--- DATA EXCERPTS ---
• • •

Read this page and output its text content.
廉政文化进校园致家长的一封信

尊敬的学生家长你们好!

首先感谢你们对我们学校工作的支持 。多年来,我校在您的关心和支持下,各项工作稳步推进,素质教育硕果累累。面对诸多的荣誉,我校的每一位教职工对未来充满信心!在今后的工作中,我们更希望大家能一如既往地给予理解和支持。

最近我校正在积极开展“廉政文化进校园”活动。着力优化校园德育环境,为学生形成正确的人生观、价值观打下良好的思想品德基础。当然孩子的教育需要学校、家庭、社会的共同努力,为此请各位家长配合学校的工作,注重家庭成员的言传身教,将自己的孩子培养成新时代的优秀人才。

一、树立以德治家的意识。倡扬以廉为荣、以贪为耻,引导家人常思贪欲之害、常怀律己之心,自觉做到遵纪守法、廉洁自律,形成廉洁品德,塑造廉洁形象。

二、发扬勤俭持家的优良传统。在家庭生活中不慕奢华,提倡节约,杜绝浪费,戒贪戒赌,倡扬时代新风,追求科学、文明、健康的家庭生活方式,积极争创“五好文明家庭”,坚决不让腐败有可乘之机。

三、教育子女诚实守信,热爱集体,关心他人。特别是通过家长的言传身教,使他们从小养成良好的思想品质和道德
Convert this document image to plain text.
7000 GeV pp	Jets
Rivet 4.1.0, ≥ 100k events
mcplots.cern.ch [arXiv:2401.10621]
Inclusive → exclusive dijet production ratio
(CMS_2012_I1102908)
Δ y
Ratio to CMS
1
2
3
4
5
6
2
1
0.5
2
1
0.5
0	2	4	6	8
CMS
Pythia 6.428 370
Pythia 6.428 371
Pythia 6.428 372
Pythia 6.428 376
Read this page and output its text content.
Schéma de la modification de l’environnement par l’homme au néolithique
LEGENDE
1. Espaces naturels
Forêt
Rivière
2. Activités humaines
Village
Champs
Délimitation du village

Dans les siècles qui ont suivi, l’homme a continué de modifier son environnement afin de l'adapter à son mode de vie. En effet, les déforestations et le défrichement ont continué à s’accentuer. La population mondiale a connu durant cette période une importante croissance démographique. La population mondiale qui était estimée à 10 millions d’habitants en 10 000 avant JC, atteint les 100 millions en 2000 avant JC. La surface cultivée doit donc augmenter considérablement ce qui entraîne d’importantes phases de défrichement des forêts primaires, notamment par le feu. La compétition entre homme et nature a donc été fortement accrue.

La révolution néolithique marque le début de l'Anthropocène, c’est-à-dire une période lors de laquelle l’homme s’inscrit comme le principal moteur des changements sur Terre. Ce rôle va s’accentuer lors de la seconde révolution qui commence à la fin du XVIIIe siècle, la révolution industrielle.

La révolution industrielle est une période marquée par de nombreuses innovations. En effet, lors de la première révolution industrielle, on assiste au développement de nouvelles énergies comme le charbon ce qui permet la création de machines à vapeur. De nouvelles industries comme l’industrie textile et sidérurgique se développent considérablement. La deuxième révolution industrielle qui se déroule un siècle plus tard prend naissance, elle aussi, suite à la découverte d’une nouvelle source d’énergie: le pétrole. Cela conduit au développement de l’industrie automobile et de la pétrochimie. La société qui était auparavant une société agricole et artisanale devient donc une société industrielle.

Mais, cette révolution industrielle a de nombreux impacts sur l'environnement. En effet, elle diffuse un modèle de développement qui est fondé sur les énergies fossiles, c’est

• • •

--- TASK BRIEF ---
Report each line of the material above where the word "environnement" appears.

--- TASK RESULT ---
Schéma de la modification de l’environnement par l’homme au néolithique
Dans les siècles qui ont suivi, l’homme a continué de modifier son environnement afin de l'adapter à son mode de vie. En effet, les déforestations et le défrichement ont continué à s’accentuer. La population mondiale a connu durant cette période une importante croissance démographique. La population mondiale qui était estimée à 10 millions d’habitants en 10 000 avant JC, atteint les 100 millions en 2000 avant JC. La surface cultivée doit donc augmenter considérablement ce qui entraîne d’importantes phases de défrichement des forêts primaires, notamment par le feu. La compétition entre homme et nature a donc été fortement accrue.
Mais, cette révolution industrielle a de nombreux impacts sur l'environnement. En effet, elle diffuse un modèle de développement qui est fondé sur les énergies fossiles, c’est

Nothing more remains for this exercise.